Please restate the following records word for word.

--- Begin Given information ---

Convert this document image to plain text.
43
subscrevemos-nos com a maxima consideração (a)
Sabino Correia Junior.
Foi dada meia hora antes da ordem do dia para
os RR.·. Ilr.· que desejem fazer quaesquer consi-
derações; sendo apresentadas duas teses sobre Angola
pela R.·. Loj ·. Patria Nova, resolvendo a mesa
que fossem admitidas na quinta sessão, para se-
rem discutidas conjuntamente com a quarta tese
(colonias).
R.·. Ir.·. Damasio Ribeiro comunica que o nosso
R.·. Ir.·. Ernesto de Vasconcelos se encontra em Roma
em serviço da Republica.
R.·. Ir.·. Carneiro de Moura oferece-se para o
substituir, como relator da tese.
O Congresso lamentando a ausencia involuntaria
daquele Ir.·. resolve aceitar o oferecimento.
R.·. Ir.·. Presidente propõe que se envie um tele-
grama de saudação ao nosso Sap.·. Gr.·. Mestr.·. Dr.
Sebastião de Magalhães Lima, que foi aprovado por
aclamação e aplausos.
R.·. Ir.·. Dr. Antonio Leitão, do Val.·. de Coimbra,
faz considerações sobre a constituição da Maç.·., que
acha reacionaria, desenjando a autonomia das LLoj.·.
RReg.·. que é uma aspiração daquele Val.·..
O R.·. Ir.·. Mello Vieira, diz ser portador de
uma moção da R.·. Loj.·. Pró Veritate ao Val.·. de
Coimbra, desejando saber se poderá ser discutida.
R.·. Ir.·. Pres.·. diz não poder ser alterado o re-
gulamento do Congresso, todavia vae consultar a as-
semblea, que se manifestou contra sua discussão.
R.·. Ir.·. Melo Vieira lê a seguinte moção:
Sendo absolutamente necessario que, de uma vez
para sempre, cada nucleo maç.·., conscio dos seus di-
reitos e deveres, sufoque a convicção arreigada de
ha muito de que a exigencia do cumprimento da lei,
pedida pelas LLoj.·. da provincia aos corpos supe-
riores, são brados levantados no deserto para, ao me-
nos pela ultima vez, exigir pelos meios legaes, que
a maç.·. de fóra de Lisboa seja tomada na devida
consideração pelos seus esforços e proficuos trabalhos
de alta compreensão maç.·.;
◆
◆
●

--- End Given information ---

> [Written solution]
Convert this document image to plain text.
43
subscrevemos-nos com a maxima consideração (a)
Sabino Correia Junior.
Foi dada meia hora antes da ordem do dia para
os RR.·. Ilr.· que desejem fazer quaesquer consi-
derações; sendo apresentadas duas teses sobre Angola
pela R.·. Loj ·. Patria Nova, resolvendo a mesa
que fossem admitidas na quinta sessão, para se-
rem discutidas conjuntamente com a quarta tese
(colonias).
R.·. Ir.·. Damasio Ribeiro comunica que o nosso
R.·. Ir.·. Ernesto de Vasconcelos se encontra em Roma
em serviço da Republica.
R.·. Ir.·. Carneiro de Moura oferece-se para o
substituir, como relator da tese.
O Congresso lamentando a ausencia involuntaria
daquele Ir.·. resolve aceitar o oferecimento.
R.·. Ir.·. Presidente propõe que se envie um tele-
grama de saudação ao nosso Sap.·. Gr.·. Mestr.·. Dr.
Sebastião de Magalhães Lima, que foi aprovado por
aclamação e aplausos.
R.·. Ir.·. Dr. Antonio Leitão, do Val.·. de Coimbra,
faz considerações sobre a constituição da Maç.·., que
acha reacionaria, desenjando a autonomia das LLoj.·.
RReg.·. que é uma aspiração daquele Val.·..
O R.·. Ir.·. Mello Vieira, diz ser portador de
uma moção da R.·. Loj.·. Pró Veritate ao Val.·. de
Coimbra, desejando saber se poderá ser discutida.
R.·. Ir.·. Pres.·. diz não poder ser alterado o re-
gulamento do Congresso, todavia vae consultar a as-
semblea, que se manifestou contra sua discussão.
R.·. Ir.·. Melo Vieira lê a seguinte moção:
Sendo absolutamente necessario que, de uma vez
para sempre, cada nucleo maç.·., conscio dos seus di-
reitos e deveres, sufoque a convicção arreigada de
ha muito de que a exigencia do cumprimento da lei,
pedida pelas LLoj.·. da provincia aos corpos supe-
riores, são brados levantados no deserto para, ao me-
nos pela ultima vez, exigir pelos meios legaes, que
a maç.·. de fóra de Lisboa seja tomada na devida
consideração pelos seus esforços e proficuos trabalhos
de alta compreensão maç.·.;
◆
◆
●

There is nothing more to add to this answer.